§ GIVEN EXERCISE
Copy out all the lines in the records that include the word "signal".

§ EXTRACTED RECORDS
======
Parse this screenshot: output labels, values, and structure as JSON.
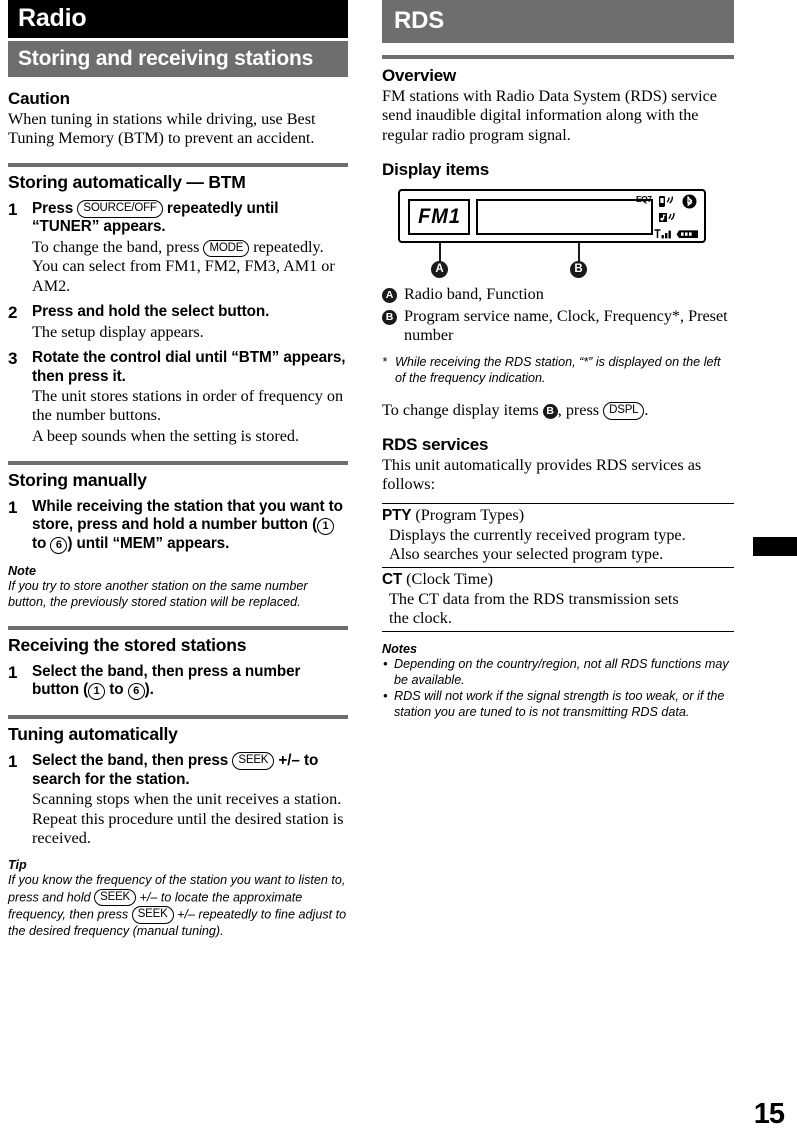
{
  "page_number": "15",
  "left_column": {
    "banner_title": "Radio",
    "banner_subtitle": "Storing and receiving stations",
    "caution": {
      "heading": "Caution",
      "text": "When tuning in stations while driving, use Best Tuning Memory (BTM) to prevent an accident."
    },
    "section_btm": {
      "heading": "Storing automatically — BTM",
      "steps": [
        {
          "num": "1",
          "title_pre": "Press",
          "button": "SOURCE/OFF",
          "title_post": "repeatedly until “TUNER” appears.",
          "desc_pre": "To change the band, press",
          "desc_button": "MODE",
          "desc_post": "repeatedly. You can select from FM1, FM2, FM3, AM1 or AM2."
        },
        {
          "num": "2",
          "title": "Press and hold the select button.",
          "desc": "The setup display appears."
        },
        {
          "num": "3",
          "title": "Rotate the control dial until “BTM” appears, then press it.",
          "desc": "The unit stores stations in order of frequency on the number buttons.",
          "desc2": "A beep sounds when the setting is stored."
        }
      ]
    },
    "section_manual": {
      "heading": "Storing manually",
      "step": {
        "num": "1",
        "title_pre": "While receiving the station that you want to store, press and hold a number button (",
        "btn_from": "1",
        "btn_mid": "to",
        "btn_to": "6",
        "title_post": ") until “MEM” appears."
      },
      "note_head": "Note",
      "note_body": "If you try to store another station on the same number button, the previously stored station will be replaced."
    },
    "section_receiving": {
      "heading": "Receiving the stored stations",
      "step": {
        "num": "1",
        "title_pre": "Select the band, then press a number button (",
        "btn_from": "1",
        "btn_mid": "to",
        "btn_to": "6",
        "title_post": ")."
      }
    },
    "section_tuning": {
      "heading": "Tuning automatically",
      "step": {
        "num": "1",
        "title_pre": "Select the band, then press",
        "button": "SEEK",
        "title_mid": "+/–",
        "title_post": "to search for the station.",
        "desc": "Scanning stops when the unit receives a station. Repeat this procedure until the desired station is received."
      },
      "tip_head": "Tip",
      "tip_part1": "If you know the frequency of the station you want to listen to, press and hold",
      "tip_btn1": "SEEK",
      "tip_part2": "+/– to locate the approximate frequency, then press",
      "tip_btn2": "SEEK",
      "tip_part3": "+/– repeatedly to fine adjust to the desired frequency (manual tuning)."
    }
  },
  "right_column": {
    "banner_title": "RDS",
    "overview": {
      "heading": "Overview",
      "text": "FM stations with Radio Data System (RDS) service send inaudible digital information along with the regular radio program signal."
    },
    "display_items": {
      "heading": "Display items",
      "lcd": {
        "band_text": "FM1",
        "eq_indicator": "EQ7"
      },
      "callout_a": "A",
      "callout_b": "B",
      "legend": [
        {
          "marker": "A",
          "text": "Radio band, Function"
        },
        {
          "marker": "B",
          "text": "Program service name, Clock, Frequency*, Preset number"
        }
      ],
      "footnote": "While receiving the RDS station, “*” is displayed on the left of the frequency indication.",
      "change_pre": "To change display items",
      "change_marker": "B",
      "change_mid": ", press",
      "change_button": "DSPL",
      "change_post": "."
    },
    "rds_services": {
      "heading": "RDS services",
      "intro": "This unit automatically provides RDS services as follows:",
      "rows": [
        {
          "term": "PTY",
          "term_suffix": "(Program Types)",
          "desc": "Displays the currently received program type.",
          "desc2": "Also searches your selected program type."
        },
        {
          "term": "CT",
          "term_suffix": "(Clock Time)",
          "desc": "The CT data from the RDS transmission sets",
          "desc2": "the clock."
        }
      ],
      "notes_head": "Notes",
      "notes": [
        "Depending on the country/region, not all RDS functions may be available.",
        "RDS will not work if the signal strength is too weak, or if the station you are tuned to is not transmitting RDS data."
      ]
    }
  }
}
======
§ EXERCISE OUTPUT
      "text": "FM stations with Radio Data System (RDS) service send inaudible digital information along with the regular radio program signal."
        "RDS will not work if the signal strength is too weak, or if the station you are tuned to is not transmitting RDS data."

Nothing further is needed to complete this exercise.